== Kaynak metin ==
Rıdvanullahi aleyhim ecmaîn: Allah hepsinden razı olsun demektir, Eshab-ı kiramın tamamı için söylenir.
Rahmetüllahi aleyh: Allah ona rahmet etsin demektir, bir erkek için söylenir.
Rahmetüllahi aleyhâ: Allah ona rahmet etsin demektir, bir kadın için söylenir.
Rahmetüllahi aleyhimâ: Allah o ikisine rahmet etsin demektir, iki kişi için söylenir.
Rahmetüllahi aleyhinne: Allah onlara rahmet etsin demektir, ikiden fazla kadın için söylenir.
Rahmetüllahi aleyhim: Allah onlara rahmet etsin demektir, ikiden fazla erkek için söylenir.
Aleyhirrahme: Allah rahmet etsin demektir, bir kişi için söylenir.
Kuddise sirruh veya Kaddesallahü sirreh: Allah onun sırrını temiz, mübarek ve mukaddes etsin demektir, bir velî zat için kullanılır.
===
== Girdiler ==
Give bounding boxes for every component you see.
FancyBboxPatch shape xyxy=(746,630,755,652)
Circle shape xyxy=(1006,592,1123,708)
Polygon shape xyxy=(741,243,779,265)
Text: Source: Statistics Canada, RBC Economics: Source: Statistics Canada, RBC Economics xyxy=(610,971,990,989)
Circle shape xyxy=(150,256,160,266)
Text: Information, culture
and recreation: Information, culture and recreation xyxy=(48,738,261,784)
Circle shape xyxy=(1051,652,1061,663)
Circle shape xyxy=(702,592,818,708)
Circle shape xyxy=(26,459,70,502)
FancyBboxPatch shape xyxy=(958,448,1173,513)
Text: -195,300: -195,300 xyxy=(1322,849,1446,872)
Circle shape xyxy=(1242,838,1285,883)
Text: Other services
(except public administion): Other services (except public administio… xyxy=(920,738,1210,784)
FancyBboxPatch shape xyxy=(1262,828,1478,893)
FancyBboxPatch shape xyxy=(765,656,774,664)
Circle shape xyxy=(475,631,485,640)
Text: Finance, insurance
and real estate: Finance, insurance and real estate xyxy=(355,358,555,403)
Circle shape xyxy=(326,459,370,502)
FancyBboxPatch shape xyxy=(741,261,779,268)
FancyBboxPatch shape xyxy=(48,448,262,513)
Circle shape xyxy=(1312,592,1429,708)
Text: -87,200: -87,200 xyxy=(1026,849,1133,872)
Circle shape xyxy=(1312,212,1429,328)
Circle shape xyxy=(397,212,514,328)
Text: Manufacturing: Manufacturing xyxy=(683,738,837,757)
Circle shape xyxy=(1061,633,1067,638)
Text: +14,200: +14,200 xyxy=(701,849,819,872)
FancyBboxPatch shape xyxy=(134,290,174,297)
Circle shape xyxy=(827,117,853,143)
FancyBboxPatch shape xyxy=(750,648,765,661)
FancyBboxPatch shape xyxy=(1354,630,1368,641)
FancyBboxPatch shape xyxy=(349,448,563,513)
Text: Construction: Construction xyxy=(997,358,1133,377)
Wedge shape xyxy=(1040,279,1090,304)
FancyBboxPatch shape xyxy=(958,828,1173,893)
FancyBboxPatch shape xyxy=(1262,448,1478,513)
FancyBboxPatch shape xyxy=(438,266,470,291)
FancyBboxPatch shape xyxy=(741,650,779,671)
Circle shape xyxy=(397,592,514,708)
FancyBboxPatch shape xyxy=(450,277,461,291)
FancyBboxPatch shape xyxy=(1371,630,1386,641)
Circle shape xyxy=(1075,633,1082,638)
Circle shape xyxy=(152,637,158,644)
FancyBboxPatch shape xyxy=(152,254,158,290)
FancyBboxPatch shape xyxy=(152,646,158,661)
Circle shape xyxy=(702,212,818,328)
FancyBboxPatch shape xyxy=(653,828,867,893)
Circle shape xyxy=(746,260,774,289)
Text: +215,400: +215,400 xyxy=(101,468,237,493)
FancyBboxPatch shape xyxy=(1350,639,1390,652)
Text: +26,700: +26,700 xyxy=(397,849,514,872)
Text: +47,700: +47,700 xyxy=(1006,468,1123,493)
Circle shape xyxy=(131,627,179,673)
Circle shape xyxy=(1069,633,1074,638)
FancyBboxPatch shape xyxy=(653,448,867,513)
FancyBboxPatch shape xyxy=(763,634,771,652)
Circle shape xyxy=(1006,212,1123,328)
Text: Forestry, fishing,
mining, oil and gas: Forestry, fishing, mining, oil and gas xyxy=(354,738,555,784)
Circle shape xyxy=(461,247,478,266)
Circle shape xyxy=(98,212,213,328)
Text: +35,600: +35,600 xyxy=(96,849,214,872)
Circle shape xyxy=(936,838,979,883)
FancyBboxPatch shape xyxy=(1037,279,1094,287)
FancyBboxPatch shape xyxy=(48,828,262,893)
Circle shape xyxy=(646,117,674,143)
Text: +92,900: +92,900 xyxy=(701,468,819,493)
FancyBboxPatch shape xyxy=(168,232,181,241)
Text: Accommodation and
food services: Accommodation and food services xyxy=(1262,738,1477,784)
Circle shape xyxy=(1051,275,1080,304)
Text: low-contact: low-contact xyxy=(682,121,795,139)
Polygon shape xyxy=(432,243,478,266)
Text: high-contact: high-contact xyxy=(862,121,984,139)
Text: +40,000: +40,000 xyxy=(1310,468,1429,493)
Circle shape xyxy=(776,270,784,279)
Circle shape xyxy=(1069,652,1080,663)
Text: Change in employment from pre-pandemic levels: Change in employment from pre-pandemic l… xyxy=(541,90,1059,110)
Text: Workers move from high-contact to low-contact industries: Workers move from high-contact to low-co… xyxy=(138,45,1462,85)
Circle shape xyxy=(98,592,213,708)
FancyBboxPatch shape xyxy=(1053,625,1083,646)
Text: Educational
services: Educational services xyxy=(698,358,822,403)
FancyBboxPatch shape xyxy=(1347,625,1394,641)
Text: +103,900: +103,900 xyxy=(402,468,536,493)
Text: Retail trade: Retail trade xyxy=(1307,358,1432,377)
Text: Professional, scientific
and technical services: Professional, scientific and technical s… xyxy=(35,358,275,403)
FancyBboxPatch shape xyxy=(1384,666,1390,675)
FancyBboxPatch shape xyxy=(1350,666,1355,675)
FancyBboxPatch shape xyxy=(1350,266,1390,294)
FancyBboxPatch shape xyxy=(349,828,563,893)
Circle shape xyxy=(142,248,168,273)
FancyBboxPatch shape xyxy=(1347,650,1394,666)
===
▶ _Yapılacak alıştırmalar_:
**1.** Dua kalıpları metnine göre "Rahmetüllahi aleyhinne" kimler için söylenir?
**2.** Dua kalıpları metninde "Rahmetüllahi aleyhâ: Allah ona" ifadesinden "fazla kadın için söylenir." ifadesine kadar olan kısmı hiç değiştirmeden çıkarın.
**3.** Dua kalıpları metninin son cümlesinden sonra gelecek kısmı yazın.

▶ _Son cevaplar_:
**1.** İkiden fazla kadın için söylenir.

**2.**
Rahmetüllahi aleyhâ: Allah ona rahmet etsin demektir, bir kadın için söylenir.
Rahmetüllahi aleyhimâ: Allah o ikisine rahmet etsin demektir, iki kişi için söylenir.
Rahmetüllahi aleyhinne: Allah onlara rahmet etsin demektir, ikiden fazla kadın için söylenir.

**3.**
Kuddise sirruhümâ veya Kaddesallahü esrarehümâ: Allah o ikisinin sırrını temiz, mübarek ve mukaddes etsin demektir, iki evliya için kullanılır.
Kuddise sirruhüm veya Kaddesallahü esrarehüm: Allah onların sırrını temiz, mübarek ve mukaddes etsin demektir, ikiden çok evliya için kullanılır.
Kerremallahü vecheh: Allahü teâlâ onun yüzünü mükerrem, şerefli kılsın demektir. Hazret-i Ali için kullanılır.
Beyyedallahü vecheh: Allahü teâlâ onun yüzünü nurlandırsın demektir. Seyyid Abdülhakîm-i Arvâsî hazretleri, Kadı Beydâvî hazretleri için kullanmıştır.

Cenâb kelimesi
Sual: 
Cenâb-ı Allah diyoruz. Cenâb kelimesi, Peygamberimiz için de kullanılır mı? İnsanlar için de, âli Cenâb deniyor. Uygun oluyor mu?
CEVAP
Cenâb, büyüklük ifade etmek için, hürmet maksadıyla söylenir. Cenâb-ı Hak dendiği gibi, Cenâb-ı Peygamber de denir. Ayrıca, Hazret-i Peygamber, Hazret-i Muhammed dendiği gibi, Hazret-i Allah da denir. Bunlar saygı ifade eden kelimelerdir. Âli Cenâb ifadesi de,iyilik sahibi, yüksek ahlâklı, cömert, büyük zat gibi anlamlara gelir.

Sual: Bazı kimseler Hazret-i Ali için, Ali aleyhisselam diyorlar. Böyle söylemek uygun mudur?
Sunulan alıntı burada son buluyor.